## Exercise details
The complete set of records should be given again verbatim.

--------------------

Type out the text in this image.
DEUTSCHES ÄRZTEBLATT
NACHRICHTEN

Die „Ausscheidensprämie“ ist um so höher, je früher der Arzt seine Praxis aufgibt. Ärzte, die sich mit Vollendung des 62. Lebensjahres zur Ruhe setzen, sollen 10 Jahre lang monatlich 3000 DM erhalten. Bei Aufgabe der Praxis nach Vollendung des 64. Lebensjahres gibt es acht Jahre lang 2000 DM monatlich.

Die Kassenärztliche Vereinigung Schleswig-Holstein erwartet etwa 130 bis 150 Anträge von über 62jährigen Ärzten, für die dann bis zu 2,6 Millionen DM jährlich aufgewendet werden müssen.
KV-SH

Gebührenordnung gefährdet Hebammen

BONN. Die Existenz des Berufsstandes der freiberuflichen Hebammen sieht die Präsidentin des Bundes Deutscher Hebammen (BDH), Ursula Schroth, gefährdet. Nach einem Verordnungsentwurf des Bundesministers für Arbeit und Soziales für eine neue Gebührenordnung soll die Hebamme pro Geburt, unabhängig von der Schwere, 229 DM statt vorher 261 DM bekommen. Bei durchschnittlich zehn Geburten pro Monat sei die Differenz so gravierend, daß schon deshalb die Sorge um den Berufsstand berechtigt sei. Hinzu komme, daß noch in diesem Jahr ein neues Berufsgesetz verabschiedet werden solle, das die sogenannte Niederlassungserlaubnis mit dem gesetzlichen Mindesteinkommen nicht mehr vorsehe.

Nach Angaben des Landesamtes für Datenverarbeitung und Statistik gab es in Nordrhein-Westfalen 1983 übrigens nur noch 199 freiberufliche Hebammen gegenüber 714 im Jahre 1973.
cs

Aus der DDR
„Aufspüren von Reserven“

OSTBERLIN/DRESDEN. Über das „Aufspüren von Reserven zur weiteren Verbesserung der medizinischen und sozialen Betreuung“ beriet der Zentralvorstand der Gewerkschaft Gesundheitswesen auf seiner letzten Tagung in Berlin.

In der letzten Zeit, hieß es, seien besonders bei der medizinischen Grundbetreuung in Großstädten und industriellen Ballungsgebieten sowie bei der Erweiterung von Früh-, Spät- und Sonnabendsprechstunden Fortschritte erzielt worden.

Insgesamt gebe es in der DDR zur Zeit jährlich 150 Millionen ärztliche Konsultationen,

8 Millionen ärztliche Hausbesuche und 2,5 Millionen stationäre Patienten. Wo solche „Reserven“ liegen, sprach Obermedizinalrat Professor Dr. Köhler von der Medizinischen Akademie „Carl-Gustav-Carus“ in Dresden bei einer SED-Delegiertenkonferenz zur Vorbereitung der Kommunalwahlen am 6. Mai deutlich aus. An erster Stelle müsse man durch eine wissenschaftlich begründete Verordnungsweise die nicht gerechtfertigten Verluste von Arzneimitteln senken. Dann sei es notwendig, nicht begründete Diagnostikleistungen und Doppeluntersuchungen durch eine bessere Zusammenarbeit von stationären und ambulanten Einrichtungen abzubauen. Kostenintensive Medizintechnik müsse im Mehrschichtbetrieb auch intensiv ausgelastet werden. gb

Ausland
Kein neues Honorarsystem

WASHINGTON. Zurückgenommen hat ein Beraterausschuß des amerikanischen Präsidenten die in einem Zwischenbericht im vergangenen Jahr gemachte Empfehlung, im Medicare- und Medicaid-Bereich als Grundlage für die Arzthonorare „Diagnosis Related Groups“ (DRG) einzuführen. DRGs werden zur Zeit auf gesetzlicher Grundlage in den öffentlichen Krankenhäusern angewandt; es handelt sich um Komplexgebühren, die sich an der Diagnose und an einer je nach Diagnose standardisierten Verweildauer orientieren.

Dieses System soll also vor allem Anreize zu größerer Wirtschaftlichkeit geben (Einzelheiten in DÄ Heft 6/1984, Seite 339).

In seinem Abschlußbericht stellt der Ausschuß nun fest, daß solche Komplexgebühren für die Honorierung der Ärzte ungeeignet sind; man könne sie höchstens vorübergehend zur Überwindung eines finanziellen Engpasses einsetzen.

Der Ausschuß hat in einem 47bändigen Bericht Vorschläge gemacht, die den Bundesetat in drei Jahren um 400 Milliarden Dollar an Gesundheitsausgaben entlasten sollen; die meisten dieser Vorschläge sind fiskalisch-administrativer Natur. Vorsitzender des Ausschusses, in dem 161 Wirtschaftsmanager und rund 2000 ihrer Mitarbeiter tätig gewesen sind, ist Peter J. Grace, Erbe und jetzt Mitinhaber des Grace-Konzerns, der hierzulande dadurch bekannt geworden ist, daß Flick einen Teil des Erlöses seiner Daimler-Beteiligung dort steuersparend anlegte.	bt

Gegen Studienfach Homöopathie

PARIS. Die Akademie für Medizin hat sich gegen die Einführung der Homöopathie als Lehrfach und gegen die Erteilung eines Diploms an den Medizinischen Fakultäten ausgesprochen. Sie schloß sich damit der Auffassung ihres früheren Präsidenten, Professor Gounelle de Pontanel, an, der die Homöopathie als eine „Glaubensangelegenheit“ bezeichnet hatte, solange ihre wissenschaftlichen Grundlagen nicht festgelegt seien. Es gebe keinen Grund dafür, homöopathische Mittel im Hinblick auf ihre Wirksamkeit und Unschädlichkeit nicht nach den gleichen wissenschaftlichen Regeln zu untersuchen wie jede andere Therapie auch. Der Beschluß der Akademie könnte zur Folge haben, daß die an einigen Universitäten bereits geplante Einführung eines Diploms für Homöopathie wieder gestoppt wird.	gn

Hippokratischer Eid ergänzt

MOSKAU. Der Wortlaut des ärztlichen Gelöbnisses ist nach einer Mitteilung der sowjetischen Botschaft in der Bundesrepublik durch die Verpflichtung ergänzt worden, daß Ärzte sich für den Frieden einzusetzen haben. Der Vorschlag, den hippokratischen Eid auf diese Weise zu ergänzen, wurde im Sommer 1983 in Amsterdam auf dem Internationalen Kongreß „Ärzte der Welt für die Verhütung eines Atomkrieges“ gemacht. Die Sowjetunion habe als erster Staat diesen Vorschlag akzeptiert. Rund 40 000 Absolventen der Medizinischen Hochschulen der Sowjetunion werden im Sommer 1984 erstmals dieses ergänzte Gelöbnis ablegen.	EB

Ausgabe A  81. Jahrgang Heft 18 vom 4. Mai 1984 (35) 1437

--------------------

## Exercise solution
Type out the text in this image.
DEUTSCHES ÄRZTEBLATT
NACHRICHTEN

Die „Ausscheidensprämie“ ist um so höher, je früher der Arzt seine Praxis aufgibt. Ärzte, die sich mit Vollendung des 62. Lebensjahres zur Ruhe setzen, sollen 10 Jahre lang monatlich 3000 DM erhalten. Bei Aufgabe der Praxis nach Vollendung des 64. Lebensjahres gibt es acht Jahre lang 2000 DM monatlich.

Die Kassenärztliche Vereinigung Schleswig-Holstein erwartet etwa 130 bis 150 Anträge von über 62jährigen Ärzten, für die dann bis zu 2,6 Millionen DM jährlich aufgewendet werden müssen.
KV-SH

Gebührenordnung gefährdet Hebammen

BONN. Die Existenz des Berufsstandes der freiberuflichen Hebammen sieht die Präsidentin des Bundes Deutscher Hebammen (BDH), Ursula Schroth, gefährdet. Nach einem Verordnungsentwurf des Bundesministers für Arbeit und Soziales für eine neue Gebührenordnung soll die Hebamme pro Geburt, unabhängig von der Schwere, 229 DM statt vorher 261 DM bekommen. Bei durchschnittlich zehn Geburten pro Monat sei die Differenz so gravierend, daß schon deshalb die Sorge um den Berufsstand berechtigt sei. Hinzu komme, daß noch in diesem Jahr ein neues Berufsgesetz verabschiedet werden solle, das die sogenannte Niederlassungserlaubnis mit dem gesetzlichen Mindesteinkommen nicht mehr vorsehe.

Nach Angaben des Landesamtes für Datenverarbeitung und Statistik gab es in Nordrhein-Westfalen 1983 übrigens nur noch 199 freiberufliche Hebammen gegenüber 714 im Jahre 1973.
cs

Aus der DDR
„Aufspüren von Reserven“

OSTBERLIN/DRESDEN. Über das „Aufspüren von Reserven zur weiteren Verbesserung der medizinischen und sozialen Betreuung“ beriet der Zentralvorstand der Gewerkschaft Gesundheitswesen auf seiner letzten Tagung in Berlin.

In der letzten Zeit, hieß es, seien besonders bei der medizinischen Grundbetreuung in Großstädten und industriellen Ballungsgebieten sowie bei der Erweiterung von Früh-, Spät- und Sonnabendsprechstunden Fortschritte erzielt worden.

Insgesamt gebe es in der DDR zur Zeit jährlich 150 Millionen ärztliche Konsultationen,

8 Millionen ärztliche Hausbesuche und 2,5 Millionen stationäre Patienten. Wo solche „Reserven“ liegen, sprach Obermedizinalrat Professor Dr. Köhler von der Medizinischen Akademie „Carl-Gustav-Carus“ in Dresden bei einer SED-Delegiertenkonferenz zur Vorbereitung der Kommunalwahlen am 6. Mai deutlich aus. An erster Stelle müsse man durch eine wissenschaftlich begründete Verordnungsweise die nicht gerechtfertigten Verluste von Arzneimitteln senken. Dann sei es notwendig, nicht begründete Diagnostikleistungen und Doppeluntersuchungen durch eine bessere Zusammenarbeit von stationären und ambulanten Einrichtungen abzubauen. Kostenintensive Medizintechnik müsse im Mehrschichtbetrieb auch intensiv ausgelastet werden. gb

Ausland
Kein neues Honorarsystem

WASHINGTON. Zurückgenommen hat ein Beraterausschuß des amerikanischen Präsidenten die in einem Zwischenbericht im vergangenen Jahr gemachte Empfehlung, im Medicare- und Medicaid-Bereich als Grundlage für die Arzthonorare „Diagnosis Related Groups“ (DRG) einzuführen. DRGs werden zur Zeit auf gesetzlicher Grundlage in den öffentlichen Krankenhäusern angewandt; es handelt sich um Komplexgebühren, die sich an der Diagnose und an einer je nach Diagnose standardisierten Verweildauer orientieren.

Dieses System soll also vor allem Anreize zu größerer Wirtschaftlichkeit geben (Einzelheiten in DÄ Heft 6/1984, Seite 339).

In seinem Abschlußbericht stellt der Ausschuß nun fest, daß solche Komplexgebühren für die Honorierung der Ärzte ungeeignet sind; man könne sie höchstens vorübergehend zur Überwindung eines finanziellen Engpasses einsetzen.

Der Ausschuß hat in einem 47bändigen Bericht Vorschläge gemacht, die den Bundesetat in drei Jahren um 400 Milliarden Dollar an Gesundheitsausgaben entlasten sollen; die meisten dieser Vorschläge sind fiskalisch-administrativer Natur. Vorsitzender des Ausschusses, in dem 161 Wirtschaftsmanager und rund 2000 ihrer Mitarbeiter tätig gewesen sind, ist Peter J. Grace, Erbe und jetzt Mitinhaber des Grace-Konzerns, der hierzulande dadurch bekannt geworden ist, daß Flick einen Teil des Erlöses seiner Daimler-Beteiligung dort steuersparend anlegte.	bt

Gegen Studienfach Homöopathie

PARIS. Die Akademie für Medizin hat sich gegen die Einführung der Homöopathie als Lehrfach und gegen die Erteilung eines Diploms an den Medizinischen Fakultäten ausgesprochen. Sie schloß sich damit der Auffassung ihres früheren Präsidenten, Professor Gounelle de Pontanel, an, der die Homöopathie als eine „Glaubensangelegenheit“ bezeichnet hatte, solange ihre wissenschaftlichen Grundlagen nicht festgelegt seien. Es gebe keinen Grund dafür, homöopathische Mittel im Hinblick auf ihre Wirksamkeit und Unschädlichkeit nicht nach den gleichen wissenschaftlichen Regeln zu untersuchen wie jede andere Therapie auch. Der Beschluß der Akademie könnte zur Folge haben, daß die an einigen Universitäten bereits geplante Einführung eines Diploms für Homöopathie wieder gestoppt wird.	gn

Hippokratischer Eid ergänzt

MOSKAU. Der Wortlaut des ärztlichen Gelöbnisses ist nach einer Mitteilung der sowjetischen Botschaft in der Bundesrepublik durch die Verpflichtung ergänzt worden, daß Ärzte sich für den Frieden einzusetzen haben. Der Vorschlag, den hippokratischen Eid auf diese Weise zu ergänzen, wurde im Sommer 1983 in Amsterdam auf dem Internationalen Kongreß „Ärzte der Welt für die Verhütung eines Atomkrieges“ gemacht. Die Sowjetunion habe als erster Staat diesen Vorschlag akzeptiert. Rund 40 000 Absolventen der Medizinischen Hochschulen der Sowjetunion werden im Sommer 1984 erstmals dieses ergänzte Gelöbnis ablegen.	EB

Ausgabe A  81. Jahrgang Heft 18 vom 4. Mai 1984 (35) 1437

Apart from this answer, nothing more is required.